◆ **What to do**:
Answer with one number only: the number of lines that include the word "Users".

◆ **Supplied records**:
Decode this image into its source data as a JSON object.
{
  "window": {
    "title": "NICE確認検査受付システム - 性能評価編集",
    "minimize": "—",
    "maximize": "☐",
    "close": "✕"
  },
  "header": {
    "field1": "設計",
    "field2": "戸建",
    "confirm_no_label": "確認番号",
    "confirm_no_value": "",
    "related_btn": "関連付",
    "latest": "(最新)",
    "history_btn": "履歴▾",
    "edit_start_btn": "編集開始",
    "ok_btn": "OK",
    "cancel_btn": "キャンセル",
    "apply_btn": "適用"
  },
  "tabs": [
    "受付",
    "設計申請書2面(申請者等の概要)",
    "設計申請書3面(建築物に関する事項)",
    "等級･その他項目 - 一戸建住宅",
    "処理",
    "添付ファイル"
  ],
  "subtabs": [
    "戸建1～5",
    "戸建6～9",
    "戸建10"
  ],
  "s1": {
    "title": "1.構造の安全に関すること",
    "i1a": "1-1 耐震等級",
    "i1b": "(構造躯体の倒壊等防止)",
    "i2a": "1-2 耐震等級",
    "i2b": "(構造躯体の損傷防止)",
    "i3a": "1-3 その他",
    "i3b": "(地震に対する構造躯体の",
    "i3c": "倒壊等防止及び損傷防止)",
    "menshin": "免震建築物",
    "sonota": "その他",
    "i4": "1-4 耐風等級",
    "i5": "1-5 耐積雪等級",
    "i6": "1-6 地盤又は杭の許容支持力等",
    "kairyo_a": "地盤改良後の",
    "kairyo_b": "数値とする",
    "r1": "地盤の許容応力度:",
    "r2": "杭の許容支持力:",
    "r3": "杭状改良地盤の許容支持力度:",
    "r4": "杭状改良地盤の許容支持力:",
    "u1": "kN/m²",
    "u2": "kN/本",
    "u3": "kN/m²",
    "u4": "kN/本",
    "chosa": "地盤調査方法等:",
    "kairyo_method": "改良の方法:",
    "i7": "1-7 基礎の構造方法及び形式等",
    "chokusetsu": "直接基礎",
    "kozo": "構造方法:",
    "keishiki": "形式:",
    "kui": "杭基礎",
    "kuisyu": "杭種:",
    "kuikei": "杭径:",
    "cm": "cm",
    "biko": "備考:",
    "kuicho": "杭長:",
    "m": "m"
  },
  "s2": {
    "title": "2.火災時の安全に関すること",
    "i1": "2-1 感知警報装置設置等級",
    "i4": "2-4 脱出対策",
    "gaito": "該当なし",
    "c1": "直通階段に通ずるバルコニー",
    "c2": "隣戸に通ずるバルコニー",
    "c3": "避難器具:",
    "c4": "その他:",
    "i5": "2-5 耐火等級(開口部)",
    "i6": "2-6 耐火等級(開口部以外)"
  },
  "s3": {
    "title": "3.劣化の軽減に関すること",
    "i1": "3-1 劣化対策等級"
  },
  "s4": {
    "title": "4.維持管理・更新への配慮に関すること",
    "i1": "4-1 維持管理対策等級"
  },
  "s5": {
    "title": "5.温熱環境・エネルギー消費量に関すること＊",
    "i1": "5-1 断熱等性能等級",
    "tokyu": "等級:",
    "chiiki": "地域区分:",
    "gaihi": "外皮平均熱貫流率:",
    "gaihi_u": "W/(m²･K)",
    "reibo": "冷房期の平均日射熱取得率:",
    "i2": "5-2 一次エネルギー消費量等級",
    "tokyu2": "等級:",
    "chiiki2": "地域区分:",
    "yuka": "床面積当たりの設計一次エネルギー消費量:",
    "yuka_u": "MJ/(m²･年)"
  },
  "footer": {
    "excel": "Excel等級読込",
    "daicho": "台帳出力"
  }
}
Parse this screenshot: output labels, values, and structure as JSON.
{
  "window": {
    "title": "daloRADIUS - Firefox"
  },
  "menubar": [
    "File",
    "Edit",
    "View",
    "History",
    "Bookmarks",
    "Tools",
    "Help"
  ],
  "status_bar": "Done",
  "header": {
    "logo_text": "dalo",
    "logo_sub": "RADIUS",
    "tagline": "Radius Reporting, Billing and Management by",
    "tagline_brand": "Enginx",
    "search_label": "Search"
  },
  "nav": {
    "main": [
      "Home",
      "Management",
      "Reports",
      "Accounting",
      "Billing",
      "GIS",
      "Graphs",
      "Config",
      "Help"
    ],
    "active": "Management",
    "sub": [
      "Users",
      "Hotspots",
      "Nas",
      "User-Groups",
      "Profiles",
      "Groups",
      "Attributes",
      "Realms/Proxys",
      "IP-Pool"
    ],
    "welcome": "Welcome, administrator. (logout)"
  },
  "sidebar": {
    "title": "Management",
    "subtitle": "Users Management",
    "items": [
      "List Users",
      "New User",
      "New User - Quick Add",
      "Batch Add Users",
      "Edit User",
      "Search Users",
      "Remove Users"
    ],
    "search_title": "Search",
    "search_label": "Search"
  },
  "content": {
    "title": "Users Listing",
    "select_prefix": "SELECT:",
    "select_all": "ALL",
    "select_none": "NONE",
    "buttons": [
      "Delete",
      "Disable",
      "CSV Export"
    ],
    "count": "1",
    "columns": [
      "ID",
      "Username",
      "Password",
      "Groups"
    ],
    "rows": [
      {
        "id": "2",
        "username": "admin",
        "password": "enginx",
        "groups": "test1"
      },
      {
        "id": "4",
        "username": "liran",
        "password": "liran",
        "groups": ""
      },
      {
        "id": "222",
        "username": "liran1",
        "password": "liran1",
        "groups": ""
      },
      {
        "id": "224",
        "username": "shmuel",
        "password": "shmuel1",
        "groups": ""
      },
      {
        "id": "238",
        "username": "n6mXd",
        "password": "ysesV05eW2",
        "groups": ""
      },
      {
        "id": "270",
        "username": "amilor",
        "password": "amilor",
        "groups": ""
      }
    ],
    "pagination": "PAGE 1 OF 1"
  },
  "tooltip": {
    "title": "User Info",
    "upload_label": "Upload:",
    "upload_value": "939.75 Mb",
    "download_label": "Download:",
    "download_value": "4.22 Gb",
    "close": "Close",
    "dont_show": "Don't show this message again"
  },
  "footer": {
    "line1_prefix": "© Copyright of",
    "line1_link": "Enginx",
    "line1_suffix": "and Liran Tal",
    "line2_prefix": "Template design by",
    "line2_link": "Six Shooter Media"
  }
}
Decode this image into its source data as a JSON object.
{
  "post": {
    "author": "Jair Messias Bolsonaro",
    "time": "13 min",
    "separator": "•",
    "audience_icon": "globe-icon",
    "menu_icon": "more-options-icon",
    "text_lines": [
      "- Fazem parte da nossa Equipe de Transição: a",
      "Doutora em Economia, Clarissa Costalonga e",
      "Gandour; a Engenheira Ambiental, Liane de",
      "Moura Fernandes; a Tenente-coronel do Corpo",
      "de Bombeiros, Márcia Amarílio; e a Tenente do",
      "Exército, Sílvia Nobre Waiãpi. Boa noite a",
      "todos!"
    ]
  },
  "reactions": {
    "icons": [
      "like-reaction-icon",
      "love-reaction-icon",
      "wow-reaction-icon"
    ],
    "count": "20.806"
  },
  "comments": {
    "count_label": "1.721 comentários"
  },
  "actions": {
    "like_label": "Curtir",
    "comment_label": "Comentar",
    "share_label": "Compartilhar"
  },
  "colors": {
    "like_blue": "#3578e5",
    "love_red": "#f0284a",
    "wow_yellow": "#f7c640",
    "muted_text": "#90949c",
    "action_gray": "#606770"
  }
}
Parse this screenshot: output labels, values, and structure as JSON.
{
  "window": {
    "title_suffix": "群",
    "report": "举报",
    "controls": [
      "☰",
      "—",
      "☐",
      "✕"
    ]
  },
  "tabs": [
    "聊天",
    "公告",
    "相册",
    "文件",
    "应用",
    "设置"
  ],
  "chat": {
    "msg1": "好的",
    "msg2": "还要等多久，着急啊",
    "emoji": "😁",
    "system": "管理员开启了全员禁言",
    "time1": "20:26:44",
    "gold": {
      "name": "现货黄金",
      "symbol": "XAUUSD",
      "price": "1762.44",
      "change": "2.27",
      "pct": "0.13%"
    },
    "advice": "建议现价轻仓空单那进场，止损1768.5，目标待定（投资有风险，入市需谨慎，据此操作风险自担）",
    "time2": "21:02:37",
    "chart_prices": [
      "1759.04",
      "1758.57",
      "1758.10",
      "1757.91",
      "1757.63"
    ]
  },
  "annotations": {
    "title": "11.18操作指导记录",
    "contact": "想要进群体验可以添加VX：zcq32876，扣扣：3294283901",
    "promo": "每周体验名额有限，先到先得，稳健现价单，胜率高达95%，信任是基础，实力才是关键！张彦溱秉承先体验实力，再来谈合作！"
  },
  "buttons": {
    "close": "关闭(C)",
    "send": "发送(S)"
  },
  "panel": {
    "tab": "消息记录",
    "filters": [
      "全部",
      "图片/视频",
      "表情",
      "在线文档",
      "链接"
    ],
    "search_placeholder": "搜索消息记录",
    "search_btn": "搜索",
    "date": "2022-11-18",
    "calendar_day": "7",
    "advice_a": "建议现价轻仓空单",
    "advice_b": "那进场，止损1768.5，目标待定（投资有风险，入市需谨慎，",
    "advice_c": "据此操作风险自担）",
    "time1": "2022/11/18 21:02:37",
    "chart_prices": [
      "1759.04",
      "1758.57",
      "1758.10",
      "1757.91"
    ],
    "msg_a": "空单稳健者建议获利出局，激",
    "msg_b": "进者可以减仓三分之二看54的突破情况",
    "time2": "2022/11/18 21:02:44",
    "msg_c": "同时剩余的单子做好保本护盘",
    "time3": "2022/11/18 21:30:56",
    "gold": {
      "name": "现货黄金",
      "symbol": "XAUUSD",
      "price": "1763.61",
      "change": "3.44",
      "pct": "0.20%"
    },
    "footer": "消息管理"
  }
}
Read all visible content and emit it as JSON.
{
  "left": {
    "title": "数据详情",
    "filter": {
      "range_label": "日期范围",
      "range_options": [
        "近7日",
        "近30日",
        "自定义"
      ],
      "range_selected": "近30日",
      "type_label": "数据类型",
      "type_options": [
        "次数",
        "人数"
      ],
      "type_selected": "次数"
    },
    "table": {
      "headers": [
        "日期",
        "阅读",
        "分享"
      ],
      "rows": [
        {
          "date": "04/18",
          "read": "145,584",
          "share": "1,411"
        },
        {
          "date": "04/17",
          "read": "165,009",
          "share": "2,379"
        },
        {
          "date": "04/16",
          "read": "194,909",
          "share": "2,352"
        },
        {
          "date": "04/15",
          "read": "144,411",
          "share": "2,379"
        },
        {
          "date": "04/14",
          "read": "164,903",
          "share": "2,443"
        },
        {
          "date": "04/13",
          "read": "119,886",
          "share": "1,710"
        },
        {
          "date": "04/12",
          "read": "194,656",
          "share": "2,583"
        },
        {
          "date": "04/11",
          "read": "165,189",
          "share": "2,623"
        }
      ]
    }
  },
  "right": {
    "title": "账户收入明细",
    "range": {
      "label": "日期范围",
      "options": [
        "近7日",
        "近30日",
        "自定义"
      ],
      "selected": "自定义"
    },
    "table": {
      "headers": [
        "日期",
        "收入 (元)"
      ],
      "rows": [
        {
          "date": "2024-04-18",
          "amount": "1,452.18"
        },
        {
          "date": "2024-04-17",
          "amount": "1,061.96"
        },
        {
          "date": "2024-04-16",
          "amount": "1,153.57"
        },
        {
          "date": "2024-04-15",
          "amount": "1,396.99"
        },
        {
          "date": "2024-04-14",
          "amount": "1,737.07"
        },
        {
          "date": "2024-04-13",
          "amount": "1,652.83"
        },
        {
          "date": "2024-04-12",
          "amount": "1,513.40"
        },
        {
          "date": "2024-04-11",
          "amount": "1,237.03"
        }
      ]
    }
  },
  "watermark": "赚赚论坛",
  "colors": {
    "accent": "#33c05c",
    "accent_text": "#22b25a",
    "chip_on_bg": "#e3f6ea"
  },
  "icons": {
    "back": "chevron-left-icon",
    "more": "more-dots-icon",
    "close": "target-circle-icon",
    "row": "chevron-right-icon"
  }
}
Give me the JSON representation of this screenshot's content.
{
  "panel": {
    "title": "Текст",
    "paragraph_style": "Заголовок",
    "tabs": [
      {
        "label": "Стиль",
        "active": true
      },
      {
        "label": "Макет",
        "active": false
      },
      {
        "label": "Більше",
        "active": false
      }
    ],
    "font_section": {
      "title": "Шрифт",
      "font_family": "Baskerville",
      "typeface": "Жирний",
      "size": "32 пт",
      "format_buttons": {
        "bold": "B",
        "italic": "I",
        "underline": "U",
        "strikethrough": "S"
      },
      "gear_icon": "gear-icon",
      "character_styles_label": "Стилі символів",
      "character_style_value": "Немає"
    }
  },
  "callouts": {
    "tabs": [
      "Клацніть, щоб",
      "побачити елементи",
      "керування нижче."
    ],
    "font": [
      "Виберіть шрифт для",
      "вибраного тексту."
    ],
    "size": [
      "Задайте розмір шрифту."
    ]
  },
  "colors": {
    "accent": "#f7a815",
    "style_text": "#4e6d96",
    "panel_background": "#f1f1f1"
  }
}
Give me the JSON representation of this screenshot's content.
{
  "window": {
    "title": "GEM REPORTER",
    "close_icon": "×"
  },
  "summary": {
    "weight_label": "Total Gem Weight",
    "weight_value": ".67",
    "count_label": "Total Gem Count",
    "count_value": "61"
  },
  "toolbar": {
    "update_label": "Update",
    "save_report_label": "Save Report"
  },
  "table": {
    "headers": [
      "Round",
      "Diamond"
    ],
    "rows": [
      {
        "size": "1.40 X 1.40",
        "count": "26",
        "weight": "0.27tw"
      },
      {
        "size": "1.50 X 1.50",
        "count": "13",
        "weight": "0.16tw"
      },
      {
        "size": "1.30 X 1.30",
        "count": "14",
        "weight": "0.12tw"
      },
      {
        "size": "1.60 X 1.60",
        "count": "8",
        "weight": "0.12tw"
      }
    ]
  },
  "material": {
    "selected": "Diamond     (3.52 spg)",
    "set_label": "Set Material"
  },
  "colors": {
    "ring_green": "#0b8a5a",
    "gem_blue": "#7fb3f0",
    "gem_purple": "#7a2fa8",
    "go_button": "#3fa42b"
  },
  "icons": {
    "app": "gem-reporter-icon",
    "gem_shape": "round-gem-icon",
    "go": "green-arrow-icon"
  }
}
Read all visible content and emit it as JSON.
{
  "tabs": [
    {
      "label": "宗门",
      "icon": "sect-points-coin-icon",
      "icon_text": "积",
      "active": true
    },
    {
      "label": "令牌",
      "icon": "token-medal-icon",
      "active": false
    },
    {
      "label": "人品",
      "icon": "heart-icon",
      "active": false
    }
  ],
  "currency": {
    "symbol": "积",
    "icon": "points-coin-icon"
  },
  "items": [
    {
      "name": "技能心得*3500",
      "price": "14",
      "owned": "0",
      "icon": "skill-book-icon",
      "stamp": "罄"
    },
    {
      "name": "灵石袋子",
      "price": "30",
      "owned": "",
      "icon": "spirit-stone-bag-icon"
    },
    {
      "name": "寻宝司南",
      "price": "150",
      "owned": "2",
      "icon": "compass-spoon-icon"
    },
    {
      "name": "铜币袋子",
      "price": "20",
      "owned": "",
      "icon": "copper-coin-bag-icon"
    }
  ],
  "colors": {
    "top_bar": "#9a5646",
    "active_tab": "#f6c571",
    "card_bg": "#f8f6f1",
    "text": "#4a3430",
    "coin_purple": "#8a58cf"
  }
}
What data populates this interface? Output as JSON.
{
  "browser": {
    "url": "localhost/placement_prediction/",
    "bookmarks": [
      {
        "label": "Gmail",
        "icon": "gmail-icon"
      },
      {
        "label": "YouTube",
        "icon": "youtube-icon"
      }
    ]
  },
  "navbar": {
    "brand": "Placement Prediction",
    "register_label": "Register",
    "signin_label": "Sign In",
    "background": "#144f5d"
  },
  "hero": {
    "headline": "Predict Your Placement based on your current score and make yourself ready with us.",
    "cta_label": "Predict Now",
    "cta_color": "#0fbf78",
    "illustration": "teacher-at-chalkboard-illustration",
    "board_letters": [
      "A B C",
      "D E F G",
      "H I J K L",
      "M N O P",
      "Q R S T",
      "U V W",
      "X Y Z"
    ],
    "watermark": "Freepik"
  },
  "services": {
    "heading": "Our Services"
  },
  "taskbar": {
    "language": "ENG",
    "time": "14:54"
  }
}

◆ **Expected output**:
7